AUFGABENSTELLUNG 1. Zitiere aus dem Forumsthread über Digitalfotos als Dias wortgetreu den Abschnitt, der mit den Worten „Die Auflösung liegt“ beginnt und mit „ausbelichten zu lassen.“ endet.

VORLIEGENDER TEXT.
# Digitalfoto als Dia entwickeln lassen?



## andyK (28. Januar 2005)

Hallo,


da wir uns für unsere Partyhalle (noch) keinen Beamer leisten können,
wollte ich mit meiner DigiCam (hab nur die) ein paar Motive fotografieren, diese ein wenig bearbeiten und dann irgendwo als DIA entwickeln lassen. Die sollen dann mit einem normalen DIA-Projektor an die Wand geworfen werden.

Geht sowas? Und wenn ja, kennt ihr Firmen, die das anbieten?

Wär voll toll, wenn ihr mir weiterhelfen könntet.

MfG

Andy


----------



## Beppone (3. Februar 2005)

Hallo,

Dias lassen sich auf einem Diabelichter ab Datei ausbelichten lassen.
Das macht dir jedes Fachlabor, günstiger geht das online (google: Diabelichtung).

Preise und Qualität schwanken stark, vergleichen lohnt.
Die Auflösung liegt weit über dem, was Digicams können und wird
in Zeilen angegeben (4k entspricht 4.096 aufgelöste Zeilen, also 4096 x 2704 Pixel beim KB-Dia, 8k = 8192 x 5408 Pixel).

Von daher reicht es vollkommen, auf 4x ausbelichten zu lassen.

Daten werden immer in RGB, Seitenverhältnis 2 : 3, querformatig angelegt...

in dem Sinne..

viel Erfolg damit


----------

DATENAUSZUG.
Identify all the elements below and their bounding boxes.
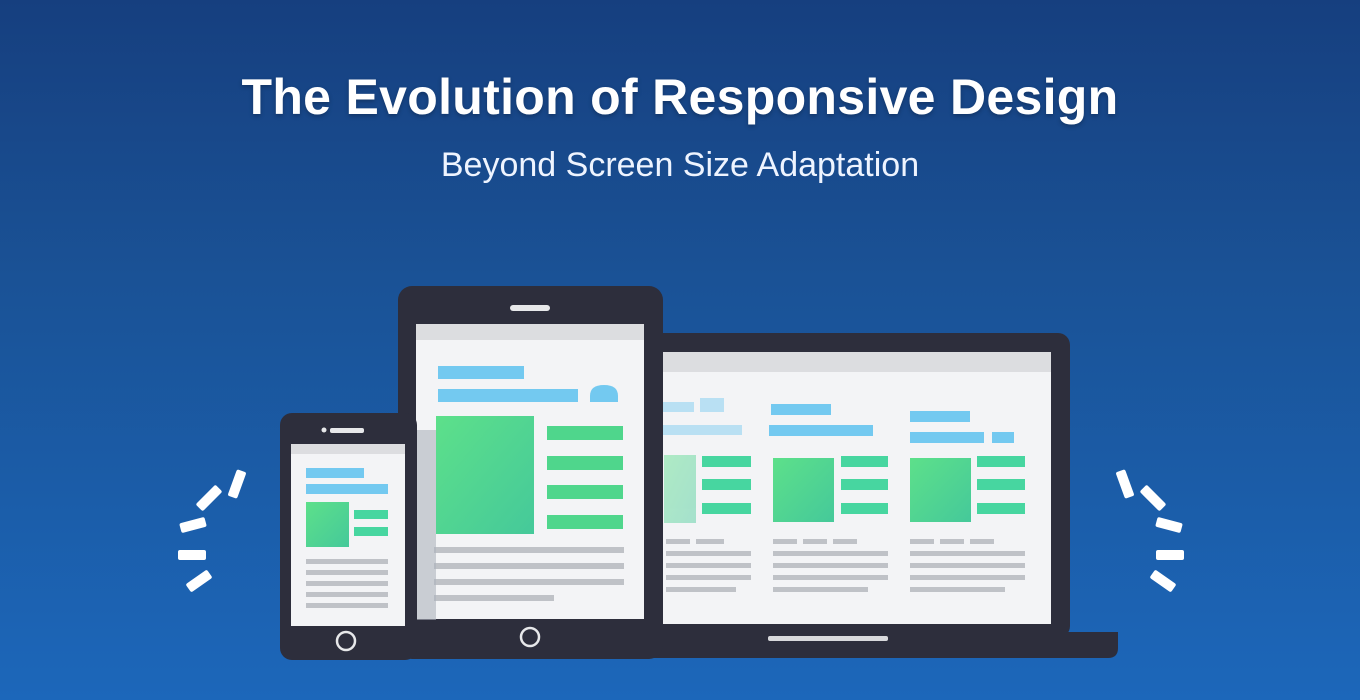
laptop-device — [600, 333, 1118, 658]
tablet-device — [398, 286, 663, 659]
motion-lines-right — [1116, 469, 1184, 592]
devices-illustration — [178, 286, 1184, 660]
hero-banner: The Evolution of Responsive Design Beyon… — [0, 0, 1360, 700]
smartphone-device — [280, 413, 436, 660]
motion-lines-left — [178, 469, 246, 592]
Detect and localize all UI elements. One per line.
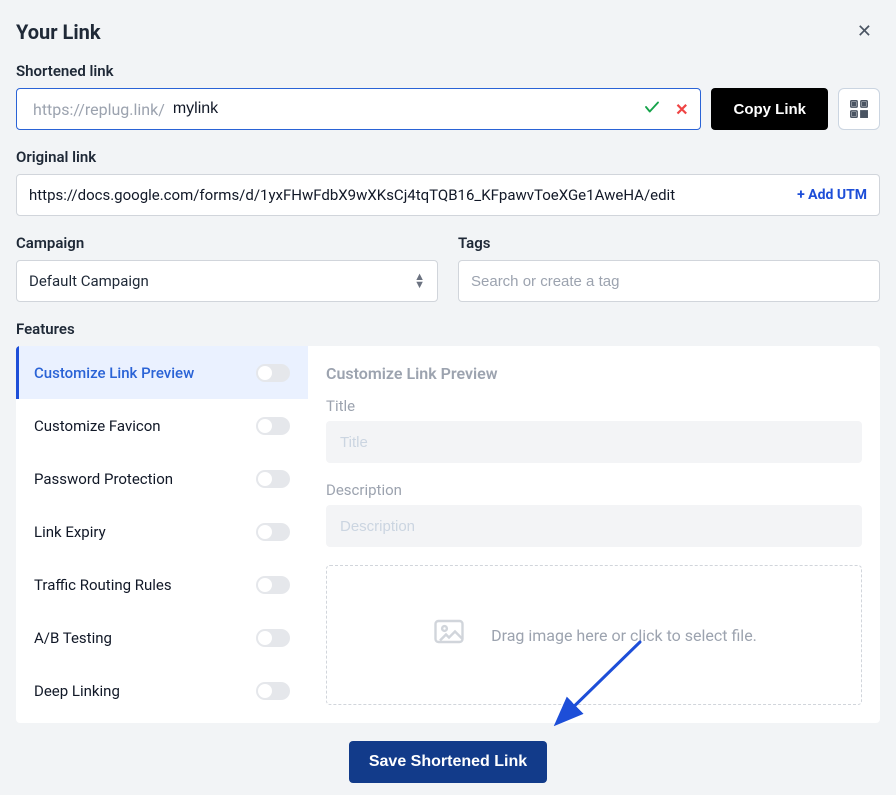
feature-toggle[interactable] — [256, 576, 290, 594]
dropzone-text: Drag image here or click to select file. — [491, 626, 757, 645]
preview-title-input — [326, 421, 862, 463]
feature-item-label: Customize Link Preview — [34, 364, 194, 382]
qr-code-button[interactable] — [838, 88, 880, 130]
shortlink-prefix: https://replug.link/ — [29, 100, 169, 119]
feature-toggle[interactable] — [256, 523, 290, 541]
feature-item-customize-favicon[interactable]: Customize Favicon — [16, 399, 308, 452]
campaign-select[interactable]: Default Campaign ▲▼ — [16, 260, 438, 302]
preview-description-input — [326, 505, 862, 547]
feature-item-label: Customize Favicon — [34, 417, 161, 435]
image-icon — [431, 615, 467, 655]
feature-item-label: Link Expiry — [34, 523, 106, 541]
campaign-label: Campaign — [16, 234, 438, 252]
shortened-link-label: Shortened link — [16, 62, 880, 80]
feature-item-label: A/B Testing — [34, 629, 112, 647]
feature-toggle[interactable] — [256, 364, 290, 382]
tags-input[interactable] — [471, 273, 867, 290]
feature-toggle[interactable] — [256, 470, 290, 488]
close-icon[interactable]: ✕ — [857, 23, 872, 41]
preview-panel-title: Customize Link Preview — [326, 364, 862, 383]
feature-item-link-expiry[interactable]: Link Expiry — [16, 505, 308, 558]
check-icon — [643, 98, 661, 121]
shortlink-slug-input[interactable] — [169, 100, 643, 118]
save-shortened-link-button[interactable]: Save Shortened Link — [349, 741, 547, 783]
image-dropzone[interactable]: Drag image here or click to select file. — [326, 565, 862, 705]
title-field-label: Title — [326, 397, 862, 415]
description-field-label: Description — [326, 481, 862, 499]
feature-item-label: Deep Linking — [34, 682, 120, 700]
feature-item-ab-testing[interactable]: A/B Testing — [16, 611, 308, 664]
features-list: Customize Link Preview Customize Favicon… — [16, 346, 308, 723]
feature-item-traffic-routing[interactable]: Traffic Routing Rules — [16, 558, 308, 611]
add-utm-link[interactable]: + Add UTM — [789, 187, 867, 203]
clear-slug-icon[interactable]: ✕ — [675, 100, 688, 119]
tags-label: Tags — [458, 234, 880, 252]
original-link-url: https://docs.google.com/forms/d/1yxFHwFd… — [29, 186, 789, 204]
shortened-link-box[interactable]: https://replug.link/ ✕ — [16, 88, 701, 130]
modal-title: Your Link — [16, 20, 101, 44]
copy-link-button[interactable]: Copy Link — [711, 88, 828, 130]
features-label: Features — [16, 320, 880, 338]
chevron-updown-icon: ▲▼ — [414, 273, 425, 288]
feature-content-panel: Customize Link Preview Title Description — [308, 346, 880, 723]
feature-item-label: Password Protection — [34, 470, 173, 488]
feature-item-password-protection[interactable]: Password Protection — [16, 452, 308, 505]
original-link-label: Original link — [16, 148, 880, 166]
feature-toggle[interactable] — [256, 682, 290, 700]
original-link-box: https://docs.google.com/forms/d/1yxFHwFd… — [16, 174, 880, 216]
campaign-selected: Default Campaign — [29, 272, 149, 290]
feature-toggle[interactable] — [256, 629, 290, 647]
feature-item-customize-link-preview[interactable]: Customize Link Preview — [16, 346, 308, 399]
tags-field[interactable] — [458, 260, 880, 302]
feature-item-deep-linking[interactable]: Deep Linking — [16, 664, 308, 717]
feature-toggle[interactable] — [256, 417, 290, 435]
feature-item-label: Traffic Routing Rules — [34, 576, 172, 594]
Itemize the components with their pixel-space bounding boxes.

AUFGABENSTELLUNG 2. Gib aus den Einträgen genau den Abschnitt aus, der mit der Zeile beginnt, die „feature-toggle[interactable] — [256, 576, 290, 594]“ enthält, und mit der Zeile endet, die „feature-item-label: Deep Linking“ enthält, beide Zeilen eingeschlossen und nichts darüber hinaus.

LÖSUNG 1.
Die Auflösung liegt weit über dem, was Digicams können und wird
in Zeilen angegeben (4k entspricht 4.096 aufgelöste Zeilen, also 4096 x 2704 Pixel beim KB-Dia, 8k = 8192 x 5408 Pixel).

Von daher reicht es vollkommen, auf 4x ausbelichten zu lassen.

LÖSUNG 2.
feature-toggle[interactable] — [256, 576, 290, 594]
dropzone-text: Drag image here or click to select file. — [491, 626, 757, 645]
preview-title-input — [326, 421, 862, 463]
feature-item-label: Customize Link Preview — [34, 364, 194, 382]
qr-code-button[interactable] — [838, 88, 880, 130]
shortlink-prefix: https://replug.link/ — [29, 100, 169, 119]
feature-toggle[interactable] — [256, 523, 290, 541]
feature-item-customize-favicon[interactable]: Customize Favicon — [16, 399, 308, 452]
campaign-select[interactable]: Default Campaign ▲▼ — [16, 260, 438, 302]
preview-description-input — [326, 505, 862, 547]
feature-item-label: Customize Favicon — [34, 417, 161, 435]
image-icon — [431, 615, 467, 655]
feature-item-label: Link Expiry — [34, 523, 106, 541]
campaign-label: Campaign — [16, 234, 438, 252]
shortened-link-label: Shortened link — [16, 62, 880, 80]
feature-item-label: A/B Testing — [34, 629, 112, 647]
feature-toggle[interactable] — [256, 364, 290, 382]
tags-input[interactable] — [471, 273, 867, 290]
feature-toggle[interactable] — [256, 470, 290, 488]
close-icon[interactable]: ✕ — [857, 23, 872, 41]
preview-panel-title: Customize Link Preview — [326, 364, 862, 383]
feature-item-link-expiry[interactable]: Link Expiry — [16, 505, 308, 558]
check-icon — [643, 98, 661, 121]
shortlink-slug-input[interactable] — [169, 100, 643, 118]
save-shortened-link-button[interactable]: Save Shortened Link — [349, 741, 547, 783]
image-dropzone[interactable]: Drag image here or click to select file. — [326, 565, 862, 705]
title-field-label: Title — [326, 397, 862, 415]
description-field-label: Description — [326, 481, 862, 499]
feature-item-label: Deep Linking — [34, 682, 120, 700]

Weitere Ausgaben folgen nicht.